== SELECTED EXCERPT ==
-=-=-
# One Ear Gets So Dirty, the other......



## aesthetic (Apr 23, 2015)

I'm have the same problem with Kaizer right now, the only thing is that it just happened really suddenly. I had cleaned his ears two weeks ago, and then the next week, there was even more wax. I cleaned it up really well again, and the next day more wax appeared again. The dirty ear is really red, while the other is normal, clean and pink. It doesnt seem to bother Kaizer (no pawing at his ear, no rubbing it against the floor). 

Regardless we're taking him to the vet today to weigh him get flea/tick/heartworm medication and we'll just ask them the look at it while we're there. His wax isnt cakey either, just waxy.


----------



## migs (Nov 8, 2013)

probably the side he/she favors when they slide on the ground & get dirty.


----------



## DogOwner (Jul 30, 2015)

I have an appointment for tomorrow afternoon. I can clean the ear at night and the next day it is really dirty. Thanks!


----------



## Claudia M (Aug 8, 2012)

More than likely it is an ear infection (or beginning of). Also, do you put the solution in the ear or do you use a wet swab? With a wet swab/cotton ball all you do is push the dirt back inside the ear.


----------



## DogOwner (Jul 30, 2015)

I use a cotton ball with cleanser and massage the ear. I use a swab for the outer ear. Two weeks ago, she look at his ears and said I did a good job cleaning them. But something is not right because from the evening to mid afternoon the next day...there is a significant amount of dirt. There also is an issue with the eye discharge in the morning. I told the vet it was clear but it is more yellow greenish. Perhaps both issues are related. I am going to be a bit more firm with getting meds for the eyes and ears this time as neither has resumed to a normal state in my opinion. 

Thanks


----------



## jennretz (Jul 24, 2013)

CalMom said:


> I use a cotton ball with cleanser and massage the ear. I use a swab for the outer ear. Two weeks ago, she look at his ears and said I did a good job cleaning them. But something is not right because from the evening to mid afternoon the next day...there is a significant amount of dirt. There also is an issue with the eye discharge in the morning. I told the vet it was clear but it is more yellow greenish. Perhaps both issues are related. I am going to be a bit more firm with getting meds for the eyes and ears this time as neither has resumed to a normal state in my opinion.
> 
> Thanks


Something to think about, but chronic eye and ear infection(s) can be symptom of allergies. We went through this with my 3 year old golden. Can also be a symptom for Thyroid (I believe), but am not an expert. Definitely worth a conversation with your vet.


----------



## laprincessa (Mar 24, 2008)

Max had the most disgusting junk in his ears yesterday - and I had cleaned them 2 days earlier. He had a vet appointment for his yearly check and Dr. Dave pronounced it slightly infected - as I suspected - so he's on meds now.

And like you said, it's more one ear than the other


----------



## DogOwner (Jul 30, 2015)

Thanks.. It is only one ear. I cleaned it and I want to show her what happens in 24 hours. This is why I think it may be an infection verses and allergy.

Thanks....


----------



## Goldylover2 (May 1, 2014)

One of my dogs ears gets dirty much more also. I rub inside his ear with a Q-tip. One ear is very clean and the other ear will dirty up three Q-tips. I only clean them once every two weeks. So nothing unusual going on.


----------



## laprincessa (Mar 24, 2008)

Goldylover2 said:


> One of my dogs ears gets dirty much more also. I rub inside his ear with a Q-tip. One ear is very clean and the other ear will dirty up three Q-tips. I only clean them once every two weeks. So nothing unusual going on.


Max does the face rub thing in the field, and I swear sometimes his ears are full of mud when he's done! He could go through a whole box of Q-tips!


----------
-=-=-
== EXTRACTED INFORMATION ==
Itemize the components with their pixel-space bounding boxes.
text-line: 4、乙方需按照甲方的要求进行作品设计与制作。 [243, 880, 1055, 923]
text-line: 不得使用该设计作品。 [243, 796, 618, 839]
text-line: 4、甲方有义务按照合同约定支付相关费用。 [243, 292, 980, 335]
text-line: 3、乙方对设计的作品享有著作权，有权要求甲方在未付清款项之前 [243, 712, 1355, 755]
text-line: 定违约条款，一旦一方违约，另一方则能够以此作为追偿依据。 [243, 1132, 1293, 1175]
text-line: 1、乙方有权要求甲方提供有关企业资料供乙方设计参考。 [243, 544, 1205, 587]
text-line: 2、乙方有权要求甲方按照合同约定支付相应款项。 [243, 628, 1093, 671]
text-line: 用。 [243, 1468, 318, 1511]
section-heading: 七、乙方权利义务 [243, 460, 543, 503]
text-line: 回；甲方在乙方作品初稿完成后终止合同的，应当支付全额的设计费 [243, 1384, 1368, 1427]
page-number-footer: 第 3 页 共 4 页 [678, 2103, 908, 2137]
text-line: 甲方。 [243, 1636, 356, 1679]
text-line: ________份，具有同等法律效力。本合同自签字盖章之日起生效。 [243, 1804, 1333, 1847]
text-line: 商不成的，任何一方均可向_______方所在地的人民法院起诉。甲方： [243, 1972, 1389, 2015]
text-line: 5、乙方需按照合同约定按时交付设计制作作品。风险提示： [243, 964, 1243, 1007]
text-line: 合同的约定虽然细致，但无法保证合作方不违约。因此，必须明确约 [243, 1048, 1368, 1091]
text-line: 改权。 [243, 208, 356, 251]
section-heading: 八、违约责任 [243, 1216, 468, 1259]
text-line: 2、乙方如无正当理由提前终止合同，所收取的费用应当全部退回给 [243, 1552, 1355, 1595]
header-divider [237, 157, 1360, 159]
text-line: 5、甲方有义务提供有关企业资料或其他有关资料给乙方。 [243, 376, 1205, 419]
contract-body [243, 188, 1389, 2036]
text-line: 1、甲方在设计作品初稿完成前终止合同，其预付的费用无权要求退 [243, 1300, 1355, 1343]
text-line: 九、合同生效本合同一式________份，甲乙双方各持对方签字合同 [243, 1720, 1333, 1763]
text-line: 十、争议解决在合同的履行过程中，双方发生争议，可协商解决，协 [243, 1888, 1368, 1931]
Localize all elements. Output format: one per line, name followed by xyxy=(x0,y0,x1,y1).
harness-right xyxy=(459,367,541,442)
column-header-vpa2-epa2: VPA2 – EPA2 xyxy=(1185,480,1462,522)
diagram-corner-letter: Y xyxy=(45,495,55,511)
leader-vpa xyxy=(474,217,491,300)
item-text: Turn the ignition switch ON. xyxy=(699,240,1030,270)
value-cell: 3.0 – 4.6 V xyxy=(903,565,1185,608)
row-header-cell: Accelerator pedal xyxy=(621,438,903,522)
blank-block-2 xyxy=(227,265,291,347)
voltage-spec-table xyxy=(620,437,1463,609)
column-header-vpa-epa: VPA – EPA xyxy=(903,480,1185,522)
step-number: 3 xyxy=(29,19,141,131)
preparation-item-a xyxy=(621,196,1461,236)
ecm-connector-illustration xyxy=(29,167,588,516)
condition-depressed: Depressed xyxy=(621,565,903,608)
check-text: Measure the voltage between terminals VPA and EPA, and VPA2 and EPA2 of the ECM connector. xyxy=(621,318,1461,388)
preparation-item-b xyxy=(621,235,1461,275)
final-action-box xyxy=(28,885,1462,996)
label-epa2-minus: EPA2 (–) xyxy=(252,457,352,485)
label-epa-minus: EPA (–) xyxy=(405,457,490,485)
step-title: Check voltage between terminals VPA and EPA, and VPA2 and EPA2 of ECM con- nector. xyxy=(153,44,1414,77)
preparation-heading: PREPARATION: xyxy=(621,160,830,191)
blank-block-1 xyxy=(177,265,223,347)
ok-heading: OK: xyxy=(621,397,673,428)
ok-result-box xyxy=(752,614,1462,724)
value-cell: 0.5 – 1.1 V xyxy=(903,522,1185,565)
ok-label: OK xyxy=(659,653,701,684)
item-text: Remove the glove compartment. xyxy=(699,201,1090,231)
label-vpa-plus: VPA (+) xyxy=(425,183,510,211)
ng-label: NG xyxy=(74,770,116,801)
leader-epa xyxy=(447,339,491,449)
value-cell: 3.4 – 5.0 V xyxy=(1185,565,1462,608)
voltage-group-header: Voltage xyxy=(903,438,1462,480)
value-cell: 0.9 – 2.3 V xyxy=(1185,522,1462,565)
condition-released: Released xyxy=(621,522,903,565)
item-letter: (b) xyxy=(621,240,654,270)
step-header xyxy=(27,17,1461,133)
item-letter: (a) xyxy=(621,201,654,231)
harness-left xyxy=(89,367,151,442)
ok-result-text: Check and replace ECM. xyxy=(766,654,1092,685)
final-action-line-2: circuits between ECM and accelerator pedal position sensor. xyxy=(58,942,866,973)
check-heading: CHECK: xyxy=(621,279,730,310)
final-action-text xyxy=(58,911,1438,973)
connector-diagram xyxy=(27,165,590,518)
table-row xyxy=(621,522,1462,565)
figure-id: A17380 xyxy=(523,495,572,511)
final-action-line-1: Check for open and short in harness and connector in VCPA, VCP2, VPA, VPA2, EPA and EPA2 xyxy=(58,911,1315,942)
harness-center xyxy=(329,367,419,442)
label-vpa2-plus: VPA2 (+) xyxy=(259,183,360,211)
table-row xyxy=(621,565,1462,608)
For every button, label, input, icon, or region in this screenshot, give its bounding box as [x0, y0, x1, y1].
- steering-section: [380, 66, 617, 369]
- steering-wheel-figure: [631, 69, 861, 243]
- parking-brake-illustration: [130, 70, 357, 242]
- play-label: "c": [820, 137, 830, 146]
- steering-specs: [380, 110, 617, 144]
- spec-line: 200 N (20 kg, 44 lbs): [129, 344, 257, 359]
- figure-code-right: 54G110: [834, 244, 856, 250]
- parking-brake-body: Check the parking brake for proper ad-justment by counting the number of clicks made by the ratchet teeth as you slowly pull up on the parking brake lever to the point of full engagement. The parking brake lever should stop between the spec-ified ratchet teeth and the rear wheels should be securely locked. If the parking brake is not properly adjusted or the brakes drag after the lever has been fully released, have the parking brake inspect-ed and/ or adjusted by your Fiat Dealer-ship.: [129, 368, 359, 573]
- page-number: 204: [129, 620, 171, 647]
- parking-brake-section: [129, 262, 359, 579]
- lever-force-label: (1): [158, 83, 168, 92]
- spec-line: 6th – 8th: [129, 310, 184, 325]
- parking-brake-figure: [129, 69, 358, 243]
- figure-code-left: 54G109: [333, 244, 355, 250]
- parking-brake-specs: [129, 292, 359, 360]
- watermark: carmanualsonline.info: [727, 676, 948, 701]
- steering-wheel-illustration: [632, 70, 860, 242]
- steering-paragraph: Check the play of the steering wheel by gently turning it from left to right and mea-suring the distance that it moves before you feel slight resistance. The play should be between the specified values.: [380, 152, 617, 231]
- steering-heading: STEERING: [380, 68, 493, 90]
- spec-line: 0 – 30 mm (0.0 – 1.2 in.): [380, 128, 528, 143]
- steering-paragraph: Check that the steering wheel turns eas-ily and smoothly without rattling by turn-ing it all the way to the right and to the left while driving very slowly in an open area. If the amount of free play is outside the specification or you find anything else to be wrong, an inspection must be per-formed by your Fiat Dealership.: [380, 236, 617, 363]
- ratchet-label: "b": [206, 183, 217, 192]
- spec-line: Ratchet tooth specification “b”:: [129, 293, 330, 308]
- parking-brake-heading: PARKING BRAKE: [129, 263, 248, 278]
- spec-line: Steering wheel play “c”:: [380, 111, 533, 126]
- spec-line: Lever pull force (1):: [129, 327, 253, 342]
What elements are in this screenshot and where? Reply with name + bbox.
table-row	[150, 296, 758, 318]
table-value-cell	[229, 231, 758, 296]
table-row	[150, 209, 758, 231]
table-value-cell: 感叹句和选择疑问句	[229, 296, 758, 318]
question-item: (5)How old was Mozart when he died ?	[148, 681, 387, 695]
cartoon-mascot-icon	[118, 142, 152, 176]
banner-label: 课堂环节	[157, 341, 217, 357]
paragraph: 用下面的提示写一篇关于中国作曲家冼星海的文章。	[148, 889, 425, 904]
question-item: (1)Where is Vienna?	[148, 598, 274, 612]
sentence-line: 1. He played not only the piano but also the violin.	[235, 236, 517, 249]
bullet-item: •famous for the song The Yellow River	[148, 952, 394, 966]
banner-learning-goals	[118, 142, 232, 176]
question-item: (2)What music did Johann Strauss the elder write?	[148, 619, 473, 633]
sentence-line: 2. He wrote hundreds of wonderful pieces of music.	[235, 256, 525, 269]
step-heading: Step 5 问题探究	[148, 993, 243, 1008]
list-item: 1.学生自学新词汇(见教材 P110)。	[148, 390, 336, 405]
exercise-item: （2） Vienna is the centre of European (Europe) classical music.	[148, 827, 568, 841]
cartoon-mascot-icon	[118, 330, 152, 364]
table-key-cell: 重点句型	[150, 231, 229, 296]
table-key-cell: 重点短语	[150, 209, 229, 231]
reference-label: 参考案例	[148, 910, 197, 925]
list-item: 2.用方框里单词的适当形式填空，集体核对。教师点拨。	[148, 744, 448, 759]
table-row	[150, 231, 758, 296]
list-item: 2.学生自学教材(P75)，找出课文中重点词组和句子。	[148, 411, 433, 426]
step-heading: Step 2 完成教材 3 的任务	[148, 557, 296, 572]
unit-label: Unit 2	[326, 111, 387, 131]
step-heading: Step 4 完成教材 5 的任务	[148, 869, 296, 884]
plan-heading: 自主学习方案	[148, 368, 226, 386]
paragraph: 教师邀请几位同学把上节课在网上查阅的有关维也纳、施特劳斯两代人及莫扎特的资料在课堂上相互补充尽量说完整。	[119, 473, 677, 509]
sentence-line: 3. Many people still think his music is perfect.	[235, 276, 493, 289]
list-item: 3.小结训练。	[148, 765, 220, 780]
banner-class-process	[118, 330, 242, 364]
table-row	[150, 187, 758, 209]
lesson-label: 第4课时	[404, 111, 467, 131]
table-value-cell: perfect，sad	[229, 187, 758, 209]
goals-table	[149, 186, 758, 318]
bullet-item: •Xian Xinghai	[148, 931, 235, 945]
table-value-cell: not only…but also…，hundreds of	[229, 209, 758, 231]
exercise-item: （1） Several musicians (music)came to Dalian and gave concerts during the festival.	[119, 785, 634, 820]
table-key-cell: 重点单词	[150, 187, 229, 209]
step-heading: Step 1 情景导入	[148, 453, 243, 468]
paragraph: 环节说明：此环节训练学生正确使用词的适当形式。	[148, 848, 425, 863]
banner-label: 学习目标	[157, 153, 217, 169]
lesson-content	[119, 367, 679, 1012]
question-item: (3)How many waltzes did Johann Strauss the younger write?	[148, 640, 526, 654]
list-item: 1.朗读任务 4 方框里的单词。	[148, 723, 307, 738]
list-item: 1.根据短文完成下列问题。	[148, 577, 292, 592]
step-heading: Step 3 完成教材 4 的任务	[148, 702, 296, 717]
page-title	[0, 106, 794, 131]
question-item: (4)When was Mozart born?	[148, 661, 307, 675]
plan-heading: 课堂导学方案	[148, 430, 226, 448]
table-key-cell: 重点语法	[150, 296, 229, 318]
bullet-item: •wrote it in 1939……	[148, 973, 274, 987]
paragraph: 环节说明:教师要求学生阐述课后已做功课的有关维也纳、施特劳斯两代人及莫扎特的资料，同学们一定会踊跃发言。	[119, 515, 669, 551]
-=-=-
== REQUIRED TASKS ==
[A] In the forum thread about one dog ear getting dirtier than the other, why does Claudia M ask whether the solution goes into the ear or a wet swab is used?
[B] Based on the forum thread about one dirty ear, say whether each statement agrees with the text. Answer yes or no, and quote the deciding words. (i) Kaizer paws at his dirty ear. (ii) DogOwner told the vet the eye discharge was clear. (iii) The vet found Max's ear slightly infected.

== ANSWERS TO EACH TASK ==
[A] Claudia M says that with a wet swab or cotton ball, all you do is push the dirt back inside the ear.

[B]
(i) No: "It doesnt seem to bother Kaizer (no pawing at his ear, no rubbing it against the floor)."
(ii) Yes: "I told the vet it was clear but it is more yellow greenish."
(iii) Yes: "Dr. Dave pronounced it slightly infected"